◆ RECORDS
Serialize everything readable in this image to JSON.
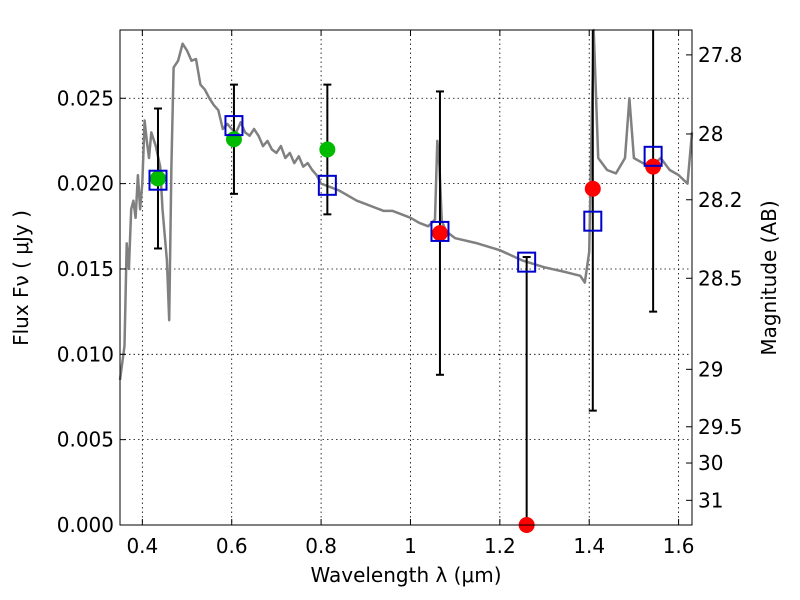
{
  "chart_data": {
    "type": "scatter",
    "title": "",
    "xlabel": "Wavelength  λ (μm)",
    "ylabel_left": "Flux  Fν  ( μJy )",
    "ylabel_right": "Magnitude (AB)",
    "xlim": [
      0.35,
      1.63
    ],
    "ylim": [
      0.0,
      0.029
    ],
    "grid": true,
    "x_ticks": [
      0.4,
      0.6,
      0.8,
      1.0,
      1.2,
      1.4,
      1.6
    ],
    "x_tick_labels": [
      "0.4",
      "0.6",
      "0.8",
      "1",
      "1.2",
      "1.4",
      "1.6"
    ],
    "y_ticks": [
      0.0,
      0.005,
      0.01,
      0.015,
      0.02,
      0.025
    ],
    "y_tick_labels": [
      "0.000",
      "0.005",
      "0.010",
      "0.015",
      "0.020",
      "0.025"
    ],
    "mag_ticks": [
      27.8,
      28.0,
      28.2,
      28.5,
      29.0,
      29.5,
      30.0,
      31.0
    ],
    "mag_tick_labels": [
      "27.8",
      "28",
      "28.2",
      "28.5",
      "29",
      "29.5",
      "30",
      "31"
    ],
    "series": [
      {
        "role": "model-spectrum",
        "color": "#808080",
        "x": [
          0.35,
          0.36,
          0.365,
          0.37,
          0.375,
          0.38,
          0.385,
          0.39,
          0.395,
          0.4,
          0.405,
          0.41,
          0.415,
          0.42,
          0.43,
          0.44,
          0.445,
          0.45,
          0.455,
          0.46,
          0.465,
          0.47,
          0.48,
          0.49,
          0.5,
          0.51,
          0.52,
          0.53,
          0.54,
          0.55,
          0.56,
          0.57,
          0.58,
          0.59,
          0.6,
          0.61,
          0.62,
          0.63,
          0.64,
          0.65,
          0.66,
          0.67,
          0.68,
          0.69,
          0.7,
          0.71,
          0.72,
          0.73,
          0.74,
          0.75,
          0.76,
          0.77,
          0.78,
          0.79,
          0.8,
          0.82,
          0.84,
          0.86,
          0.88,
          0.9,
          0.92,
          0.94,
          0.96,
          0.98,
          1.0,
          1.02,
          1.04,
          1.055,
          1.06,
          1.065,
          1.07,
          1.08,
          1.1,
          1.15,
          1.2,
          1.25,
          1.3,
          1.35,
          1.38,
          1.39,
          1.4,
          1.405,
          1.41,
          1.42,
          1.44,
          1.46,
          1.48,
          1.49,
          1.5,
          1.52,
          1.54,
          1.56,
          1.58,
          1.6,
          1.62,
          1.63
        ],
        "y": [
          0.0085,
          0.0105,
          0.0165,
          0.015,
          0.0185,
          0.019,
          0.018,
          0.0205,
          0.0185,
          0.02,
          0.0237,
          0.0225,
          0.0215,
          0.023,
          0.0222,
          0.021,
          0.0185,
          0.017,
          0.0155,
          0.012,
          0.021,
          0.0268,
          0.0272,
          0.0282,
          0.0278,
          0.0272,
          0.0273,
          0.0258,
          0.0255,
          0.025,
          0.0246,
          0.0243,
          0.0232,
          0.0235,
          0.0232,
          0.023,
          0.0236,
          0.023,
          0.0228,
          0.0232,
          0.0228,
          0.0222,
          0.0225,
          0.022,
          0.0218,
          0.0222,
          0.0215,
          0.0218,
          0.0212,
          0.0216,
          0.021,
          0.0212,
          0.0208,
          0.0205,
          0.02,
          0.0198,
          0.0196,
          0.0193,
          0.019,
          0.0188,
          0.0186,
          0.0184,
          0.0184,
          0.0182,
          0.018,
          0.0177,
          0.0175,
          0.0179,
          0.0225,
          0.021,
          0.0178,
          0.0172,
          0.0168,
          0.0165,
          0.0161,
          0.0155,
          0.0151,
          0.0148,
          0.0146,
          0.0142,
          0.016,
          0.023,
          0.029,
          0.0215,
          0.0208,
          0.0206,
          0.0215,
          0.025,
          0.0215,
          0.0212,
          0.021,
          0.0215,
          0.0208,
          0.0205,
          0.02,
          0.023
        ]
      },
      {
        "role": "observed-detections",
        "color": "#00bb00",
        "x": [
          0.435,
          0.605,
          0.814
        ],
        "y": [
          0.0203,
          0.0226,
          0.022
        ],
        "yerr": [
          0.0041,
          0.0032,
          0.0038
        ]
      },
      {
        "role": "observed-upper-limits",
        "color": "#ff0000",
        "x": [
          1.066,
          1.26,
          1.408,
          1.543
        ],
        "y": [
          0.0171,
          0.0,
          0.0197,
          0.021
        ],
        "yerr": [
          0.0083,
          0.0157,
          0.013,
          0.0085
        ]
      },
      {
        "role": "model-photometry",
        "color": "#0000cc",
        "x": [
          0.435,
          0.605,
          0.814,
          1.066,
          1.26,
          1.408,
          1.543
        ],
        "y": [
          0.0202,
          0.0234,
          0.0199,
          0.0172,
          0.0154,
          0.0178,
          0.0216
        ]
      }
    ]
  }
}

◆ GIVEN REQUEST
Give the number of lines that hold the word "color" in these records, with nothing added.

◆ THE OUTPUT
4